→ The request
Reproduce all of the data exactly, with no line skipped.

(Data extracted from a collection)

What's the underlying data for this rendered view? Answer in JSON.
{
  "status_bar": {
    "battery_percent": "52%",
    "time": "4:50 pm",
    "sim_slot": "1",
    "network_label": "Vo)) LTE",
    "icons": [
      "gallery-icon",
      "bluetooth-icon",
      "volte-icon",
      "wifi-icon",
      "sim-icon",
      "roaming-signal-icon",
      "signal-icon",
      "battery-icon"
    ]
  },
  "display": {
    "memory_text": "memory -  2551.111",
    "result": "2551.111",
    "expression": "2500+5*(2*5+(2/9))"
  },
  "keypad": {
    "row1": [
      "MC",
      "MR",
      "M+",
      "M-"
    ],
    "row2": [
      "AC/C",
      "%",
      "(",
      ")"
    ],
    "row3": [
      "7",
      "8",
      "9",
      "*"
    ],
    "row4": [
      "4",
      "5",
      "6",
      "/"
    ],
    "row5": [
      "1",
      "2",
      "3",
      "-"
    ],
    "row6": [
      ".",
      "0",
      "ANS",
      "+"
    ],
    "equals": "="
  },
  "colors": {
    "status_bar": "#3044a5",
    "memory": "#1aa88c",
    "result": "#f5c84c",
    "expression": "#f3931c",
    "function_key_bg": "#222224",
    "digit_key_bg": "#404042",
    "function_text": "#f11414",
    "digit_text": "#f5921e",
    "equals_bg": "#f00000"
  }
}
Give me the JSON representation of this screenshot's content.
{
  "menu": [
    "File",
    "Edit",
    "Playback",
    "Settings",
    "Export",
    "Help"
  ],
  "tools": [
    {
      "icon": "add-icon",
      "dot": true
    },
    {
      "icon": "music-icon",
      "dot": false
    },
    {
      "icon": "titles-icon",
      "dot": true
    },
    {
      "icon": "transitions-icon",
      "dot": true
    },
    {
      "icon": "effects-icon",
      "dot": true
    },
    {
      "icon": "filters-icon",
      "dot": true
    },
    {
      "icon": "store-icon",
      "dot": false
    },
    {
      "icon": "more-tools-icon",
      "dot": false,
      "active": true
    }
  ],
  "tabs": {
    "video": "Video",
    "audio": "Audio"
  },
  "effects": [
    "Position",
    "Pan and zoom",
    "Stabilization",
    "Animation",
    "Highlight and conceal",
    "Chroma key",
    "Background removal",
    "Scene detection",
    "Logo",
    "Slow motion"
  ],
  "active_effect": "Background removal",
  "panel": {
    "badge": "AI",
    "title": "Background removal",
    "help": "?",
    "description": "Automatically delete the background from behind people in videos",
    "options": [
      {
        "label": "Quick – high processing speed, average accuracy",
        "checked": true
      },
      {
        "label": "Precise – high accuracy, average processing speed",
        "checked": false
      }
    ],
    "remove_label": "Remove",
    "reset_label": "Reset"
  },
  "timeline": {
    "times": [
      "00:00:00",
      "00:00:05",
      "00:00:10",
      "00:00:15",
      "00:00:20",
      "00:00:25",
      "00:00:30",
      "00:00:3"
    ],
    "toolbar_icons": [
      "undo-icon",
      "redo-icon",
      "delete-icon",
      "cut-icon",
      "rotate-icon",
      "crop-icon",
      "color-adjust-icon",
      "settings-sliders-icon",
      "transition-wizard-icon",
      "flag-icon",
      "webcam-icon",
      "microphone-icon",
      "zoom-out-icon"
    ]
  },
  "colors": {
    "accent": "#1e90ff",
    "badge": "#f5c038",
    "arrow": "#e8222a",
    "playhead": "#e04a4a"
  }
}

→ Response for this exercise
What's the underlying data for this rendered view? Answer in JSON.
{
  "status_bar": {
    "battery_percent": "52%",
    "time": "4:50 pm",
    "sim_slot": "1",
    "network_label": "Vo)) LTE",
    "icons": [
      "gallery-icon",
      "bluetooth-icon",
      "volte-icon",
      "wifi-icon",
      "sim-icon",
      "roaming-signal-icon",
      "signal-icon",
      "battery-icon"
    ]
  },
  "display": {
    "memory_text": "memory -  2551.111",
    "result": "2551.111",
    "expression": "2500+5*(2*5+(2/9))"
  },
  "keypad": {
    "row1": [
      "MC",
      "MR",
      "M+",
      "M-"
    ],
    "row2": [
      "AC/C",
      "%",
      "(",
      ")"
    ],
    "row3": [
      "7",
      "8",
      "9",
      "*"
    ],
    "row4": [
      "4",
      "5",
      "6",
      "/"
    ],
    "row5": [
      "1",
      "2",
      "3",
      "-"
    ],
    "row6": [
      ".",
      "0",
      "ANS",
      "+"
    ],
    "equals": "="
  },
  "colors": {
    "status_bar": "#3044a5",
    "memory": "#1aa88c",
    "result": "#f5c84c",
    "expression": "#f3931c",
    "function_key_bg": "#222224",
    "digit_key_bg": "#404042",
    "function_text": "#f11414",
    "digit_text": "#f5921e",
    "equals_bg": "#f00000"
  }
}
Give me the JSON representation of this screenshot's content.
{
  "menu": [
    "File",
    "Edit",
    "Playback",
    "Settings",
    "Export",
    "Help"
  ],
  "tools": [
    {
      "icon": "add-icon",
      "dot": true
    },
    {
      "icon": "music-icon",
      "dot": false
    },
    {
      "icon": "titles-icon",
      "dot": true
    },
    {
      "icon": "transitions-icon",
      "dot": true
    },
    {
      "icon": "effects-icon",
      "dot": true
    },
    {
      "icon": "filters-icon",
      "dot": true
    },
    {
      "icon": "store-icon",
      "dot": false
    },
    {
      "icon": "more-tools-icon",
      "dot": false,
      "active": true
    }
  ],
  "tabs": {
    "video": "Video",
    "audio": "Audio"
  },
  "effects": [
    "Position",
    "Pan and zoom",
    "Stabilization",
    "Animation",
    "Highlight and conceal",
    "Chroma key",
    "Background removal",
    "Scene detection",
    "Logo",
    "Slow motion"
  ],
  "active_effect": "Background removal",
  "panel": {
    "badge": "AI",
    "title": "Background removal",
    "help": "?",
    "description": "Automatically delete the background from behind people in videos",
    "options": [
      {
        "label": "Quick – high processing speed, average accuracy",
        "checked": true
      },
      {
        "label": "Precise – high accuracy, average processing speed",
        "checked": false
      }
    ],
    "remove_label": "Remove",
    "reset_label": "Reset"
  },
  "timeline": {
    "times": [
      "00:00:00",
      "00:00:05",
      "00:00:10",
      "00:00:15",
      "00:00:20",
      "00:00:25",
      "00:00:30",
      "00:00:3"
    ],
    "toolbar_icons": [
      "undo-icon",
      "redo-icon",
      "delete-icon",
      "cut-icon",
      "rotate-icon",
      "crop-icon",
      "color-adjust-icon",
      "settings-sliders-icon",
      "transition-wizard-icon",
      "flag-icon",
      "webcam-icon",
      "microphone-icon",
      "zoom-out-icon"
    ]
  },
  "colors": {
    "accent": "#1e90ff",
    "badge": "#f5c038",
    "arrow": "#e8222a",
    "playhead": "#e04a4a"
  }
}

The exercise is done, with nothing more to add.